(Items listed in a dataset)
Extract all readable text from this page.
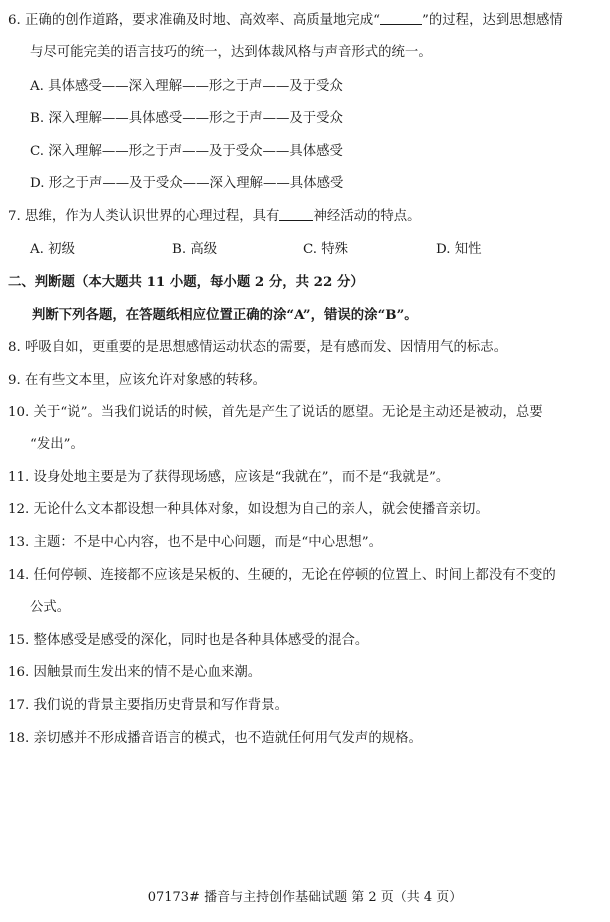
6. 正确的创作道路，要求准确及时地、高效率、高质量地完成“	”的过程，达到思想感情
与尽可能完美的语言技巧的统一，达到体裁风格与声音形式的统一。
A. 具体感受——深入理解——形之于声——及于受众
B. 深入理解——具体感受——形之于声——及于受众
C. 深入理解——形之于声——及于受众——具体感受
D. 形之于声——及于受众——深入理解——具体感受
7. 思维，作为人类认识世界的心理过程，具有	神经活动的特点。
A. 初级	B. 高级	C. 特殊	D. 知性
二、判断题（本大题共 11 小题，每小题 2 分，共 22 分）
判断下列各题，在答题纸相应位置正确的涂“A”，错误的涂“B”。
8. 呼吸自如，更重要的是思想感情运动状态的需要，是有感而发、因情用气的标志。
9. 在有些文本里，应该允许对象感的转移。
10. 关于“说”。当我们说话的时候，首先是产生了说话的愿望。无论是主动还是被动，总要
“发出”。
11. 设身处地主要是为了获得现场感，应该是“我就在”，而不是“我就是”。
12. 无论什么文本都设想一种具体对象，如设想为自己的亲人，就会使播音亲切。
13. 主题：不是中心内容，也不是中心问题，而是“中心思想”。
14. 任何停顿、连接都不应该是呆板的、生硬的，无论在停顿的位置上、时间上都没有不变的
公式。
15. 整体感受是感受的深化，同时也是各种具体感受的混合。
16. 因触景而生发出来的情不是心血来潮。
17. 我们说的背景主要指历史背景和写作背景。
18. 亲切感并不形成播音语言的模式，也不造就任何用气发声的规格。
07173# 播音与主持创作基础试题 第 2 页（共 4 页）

» **Stated problem**: Repeat the data exactly, excluding the pictures.

» **Solved exercise**:
Extract all readable text from this page.
6. 正确的创作道路，要求准确及时地、高效率、高质量地完成“	”的过程，达到思想感情
与尽可能完美的语言技巧的统一，达到体裁风格与声音形式的统一。
A. 具体感受——深入理解——形之于声——及于受众
B. 深入理解——具体感受——形之于声——及于受众
C. 深入理解——形之于声——及于受众——具体感受
D. 形之于声——及于受众——深入理解——具体感受
7. 思维，作为人类认识世界的心理过程，具有	神经活动的特点。
A. 初级	B. 高级	C. 特殊	D. 知性
二、判断题（本大题共 11 小题，每小题 2 分，共 22 分）
判断下列各题，在答题纸相应位置正确的涂“A”，错误的涂“B”。
8. 呼吸自如，更重要的是思想感情运动状态的需要，是有感而发、因情用气的标志。
9. 在有些文本里，应该允许对象感的转移。
10. 关于“说”。当我们说话的时候，首先是产生了说话的愿望。无论是主动还是被动，总要
“发出”。
11. 设身处地主要是为了获得现场感，应该是“我就在”，而不是“我就是”。
12. 无论什么文本都设想一种具体对象，如设想为自己的亲人，就会使播音亲切。
13. 主题：不是中心内容，也不是中心问题，而是“中心思想”。
14. 任何停顿、连接都不应该是呆板的、生硬的，无论在停顿的位置上、时间上都没有不变的
公式。
15. 整体感受是感受的深化，同时也是各种具体感受的混合。
16. 因触景而生发出来的情不是心血来潮。
17. 我们说的背景主要指历史背景和写作背景。
18. 亲切感并不形成播音语言的模式，也不造就任何用气发声的规格。
07173# 播音与主持创作基础试题 第 2 页（共 4 页）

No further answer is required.